== EXERCISE ==
Give the count of lines in the data that include the string "CaCl₂", with no added remarks.

# # # #

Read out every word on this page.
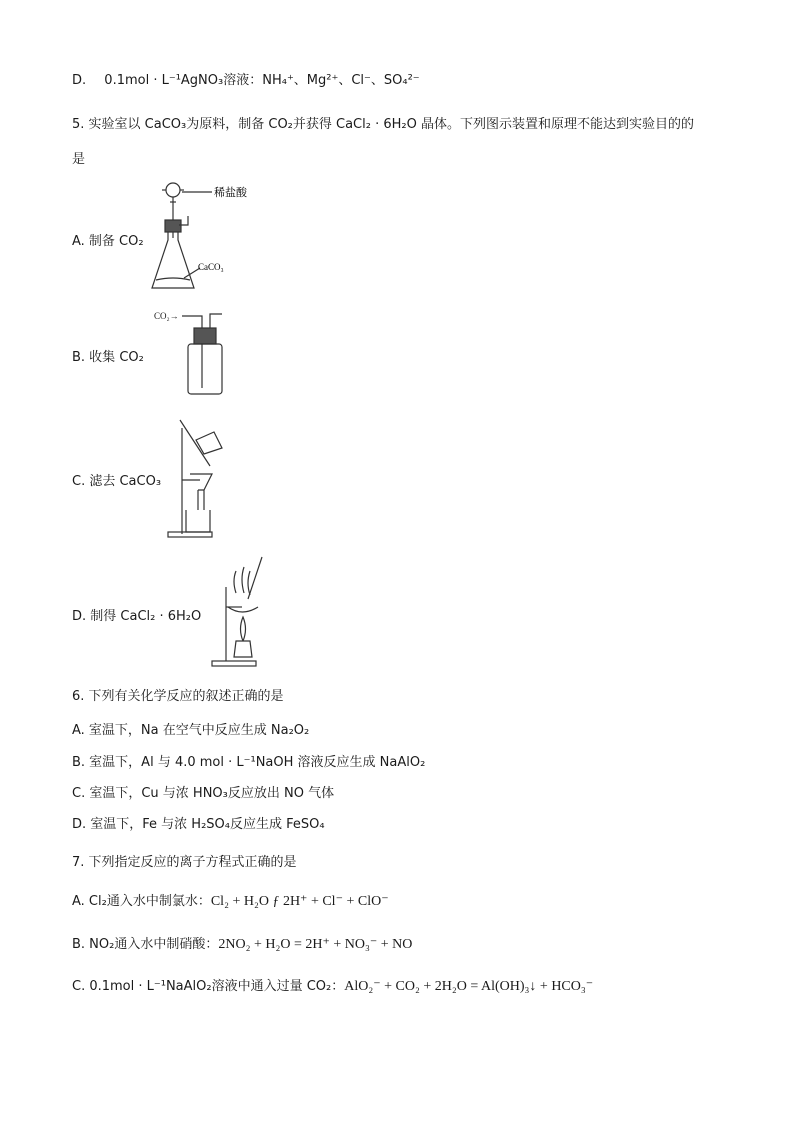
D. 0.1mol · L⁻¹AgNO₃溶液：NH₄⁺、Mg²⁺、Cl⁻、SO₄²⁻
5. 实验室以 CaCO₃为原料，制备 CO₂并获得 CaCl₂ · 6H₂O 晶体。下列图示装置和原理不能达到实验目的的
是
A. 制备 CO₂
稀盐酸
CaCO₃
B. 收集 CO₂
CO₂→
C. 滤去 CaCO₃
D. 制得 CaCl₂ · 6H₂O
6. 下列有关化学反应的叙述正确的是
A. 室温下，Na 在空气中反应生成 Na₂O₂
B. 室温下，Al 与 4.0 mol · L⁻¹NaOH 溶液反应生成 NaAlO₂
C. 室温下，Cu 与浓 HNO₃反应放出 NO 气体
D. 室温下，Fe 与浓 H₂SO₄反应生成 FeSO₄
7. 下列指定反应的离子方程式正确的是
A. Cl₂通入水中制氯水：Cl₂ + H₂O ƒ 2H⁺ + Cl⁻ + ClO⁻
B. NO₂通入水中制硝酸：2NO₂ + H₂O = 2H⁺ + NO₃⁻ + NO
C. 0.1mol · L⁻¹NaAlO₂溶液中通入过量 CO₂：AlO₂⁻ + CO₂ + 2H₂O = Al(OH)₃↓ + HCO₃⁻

# # # #

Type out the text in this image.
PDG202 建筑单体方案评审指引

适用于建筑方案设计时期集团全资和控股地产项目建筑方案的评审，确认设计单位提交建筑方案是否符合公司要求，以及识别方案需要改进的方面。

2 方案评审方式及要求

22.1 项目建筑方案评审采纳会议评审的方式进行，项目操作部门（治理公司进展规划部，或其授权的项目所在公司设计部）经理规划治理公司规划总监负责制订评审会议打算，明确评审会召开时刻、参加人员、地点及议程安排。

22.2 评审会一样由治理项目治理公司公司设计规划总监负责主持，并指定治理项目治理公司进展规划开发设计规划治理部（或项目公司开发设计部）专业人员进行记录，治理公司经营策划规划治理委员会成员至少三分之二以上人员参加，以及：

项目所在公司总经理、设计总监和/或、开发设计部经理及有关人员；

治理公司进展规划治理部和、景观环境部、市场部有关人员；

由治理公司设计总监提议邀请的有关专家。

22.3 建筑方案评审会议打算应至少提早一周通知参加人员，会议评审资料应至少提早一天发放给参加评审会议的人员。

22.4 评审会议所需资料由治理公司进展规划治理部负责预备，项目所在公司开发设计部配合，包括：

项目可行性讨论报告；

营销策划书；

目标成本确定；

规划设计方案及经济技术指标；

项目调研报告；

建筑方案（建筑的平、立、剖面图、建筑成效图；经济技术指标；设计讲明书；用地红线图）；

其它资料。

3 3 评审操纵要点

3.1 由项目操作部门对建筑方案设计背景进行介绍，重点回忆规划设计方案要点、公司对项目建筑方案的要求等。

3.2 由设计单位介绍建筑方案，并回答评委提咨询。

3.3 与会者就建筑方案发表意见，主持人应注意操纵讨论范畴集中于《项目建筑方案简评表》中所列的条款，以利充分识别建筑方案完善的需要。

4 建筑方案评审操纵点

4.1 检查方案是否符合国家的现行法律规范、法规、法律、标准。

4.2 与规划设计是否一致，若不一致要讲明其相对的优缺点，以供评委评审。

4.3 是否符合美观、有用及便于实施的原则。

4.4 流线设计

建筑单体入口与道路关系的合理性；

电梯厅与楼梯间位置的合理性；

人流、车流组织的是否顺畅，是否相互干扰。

# # # #

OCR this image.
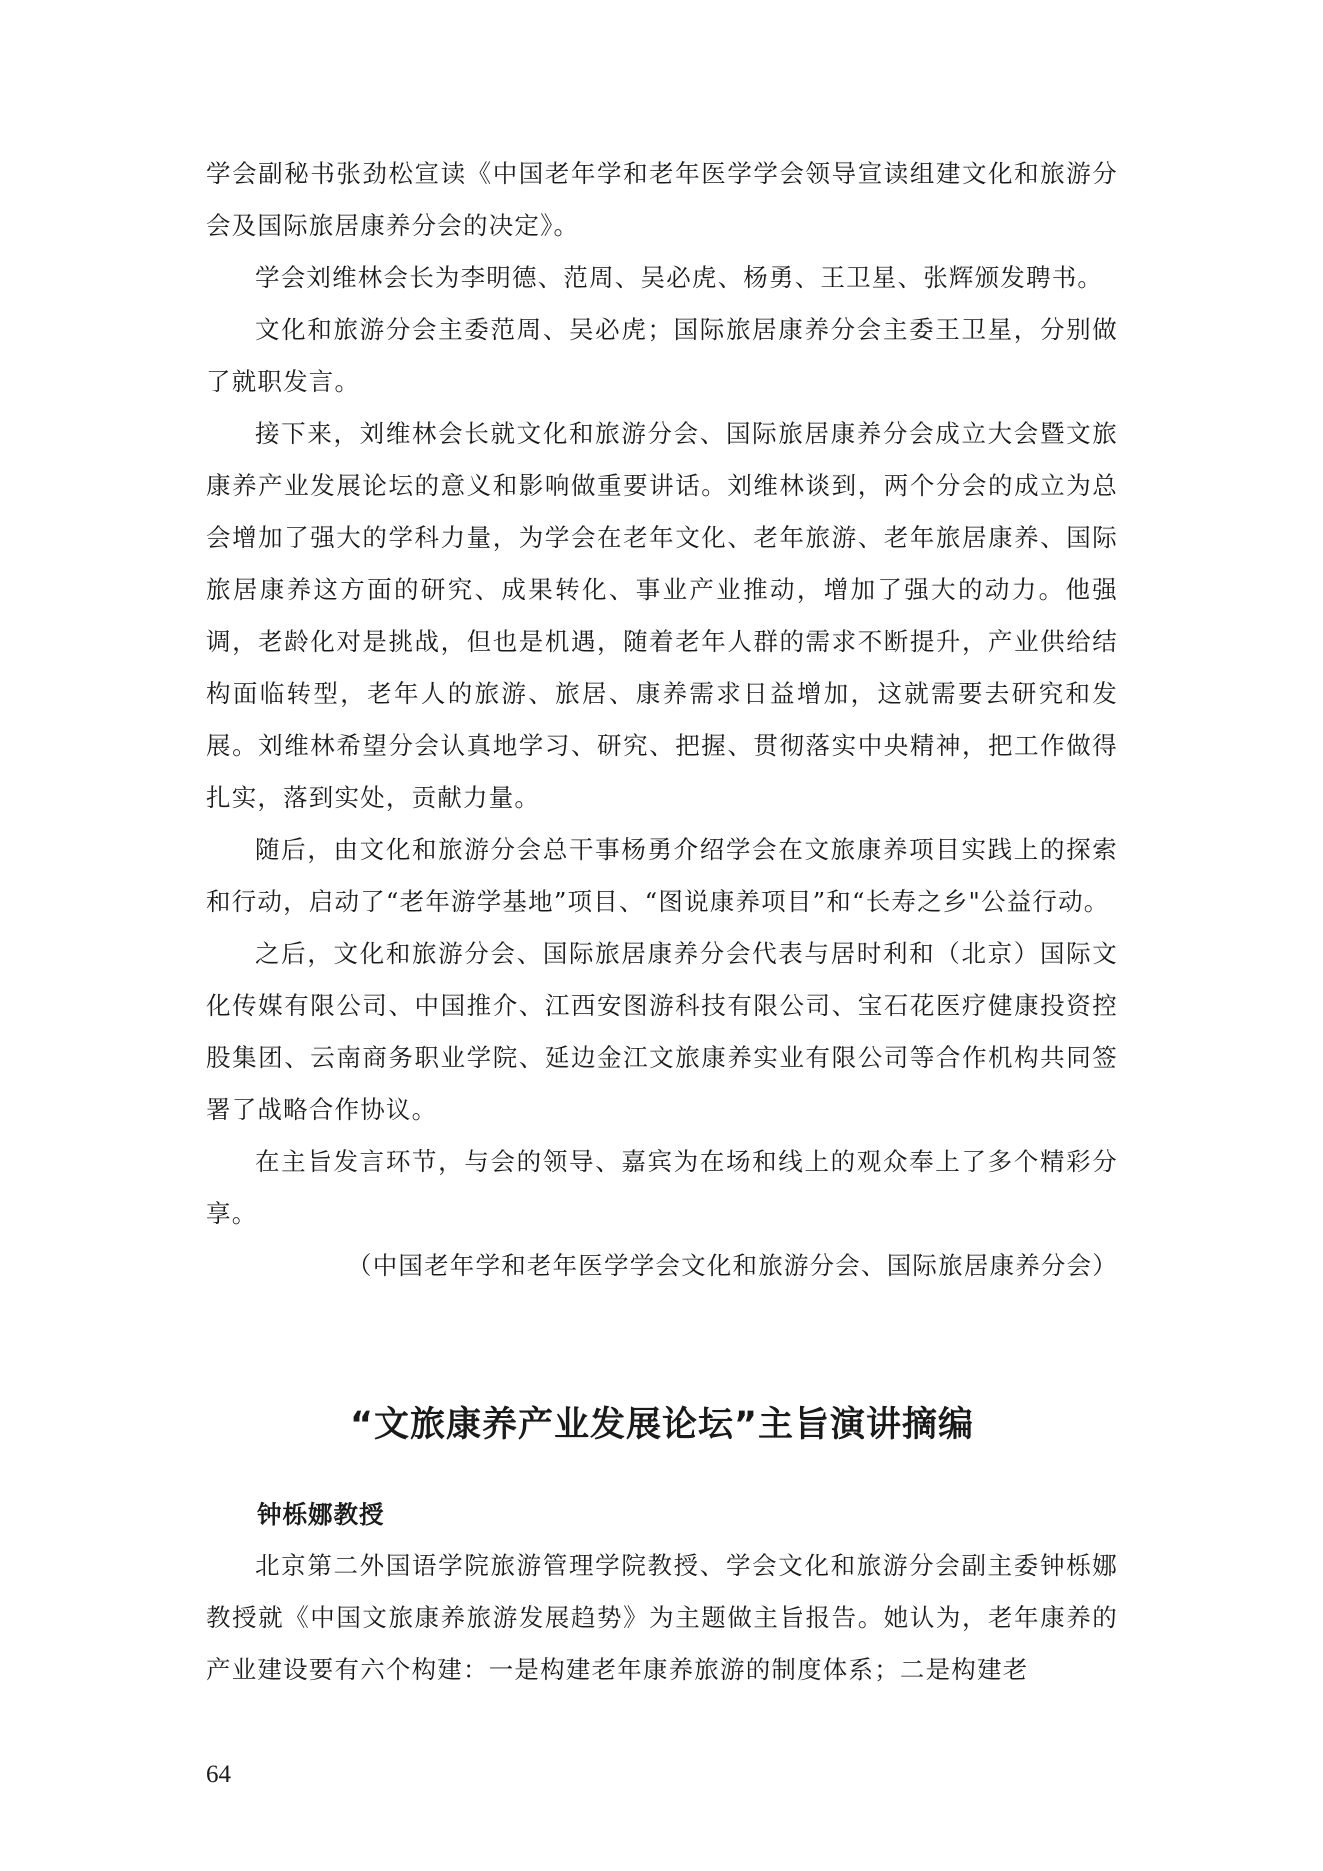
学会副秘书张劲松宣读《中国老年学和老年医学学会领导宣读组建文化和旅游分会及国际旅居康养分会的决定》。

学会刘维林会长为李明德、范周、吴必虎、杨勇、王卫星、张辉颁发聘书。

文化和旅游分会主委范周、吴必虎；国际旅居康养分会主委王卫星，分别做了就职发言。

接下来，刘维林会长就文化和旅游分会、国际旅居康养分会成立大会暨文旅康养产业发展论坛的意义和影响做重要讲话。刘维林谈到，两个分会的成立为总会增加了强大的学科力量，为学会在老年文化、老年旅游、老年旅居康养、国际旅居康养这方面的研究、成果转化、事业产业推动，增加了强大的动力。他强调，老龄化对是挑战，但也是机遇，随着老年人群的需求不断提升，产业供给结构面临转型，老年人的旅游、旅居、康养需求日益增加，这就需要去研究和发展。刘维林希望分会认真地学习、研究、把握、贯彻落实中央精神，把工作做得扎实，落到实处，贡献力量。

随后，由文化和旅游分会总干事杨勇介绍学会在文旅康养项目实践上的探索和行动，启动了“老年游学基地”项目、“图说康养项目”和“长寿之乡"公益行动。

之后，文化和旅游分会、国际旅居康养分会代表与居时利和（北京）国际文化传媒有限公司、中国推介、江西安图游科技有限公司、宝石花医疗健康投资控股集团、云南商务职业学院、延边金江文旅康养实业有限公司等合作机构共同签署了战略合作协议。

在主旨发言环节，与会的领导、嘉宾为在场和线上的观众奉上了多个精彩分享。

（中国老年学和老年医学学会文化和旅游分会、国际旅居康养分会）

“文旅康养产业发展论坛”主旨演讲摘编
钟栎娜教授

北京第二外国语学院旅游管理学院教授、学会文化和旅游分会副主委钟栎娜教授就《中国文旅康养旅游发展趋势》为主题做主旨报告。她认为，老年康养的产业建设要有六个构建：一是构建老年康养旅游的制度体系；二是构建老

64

# # # #

== ANSWER TO THE TASK ==
2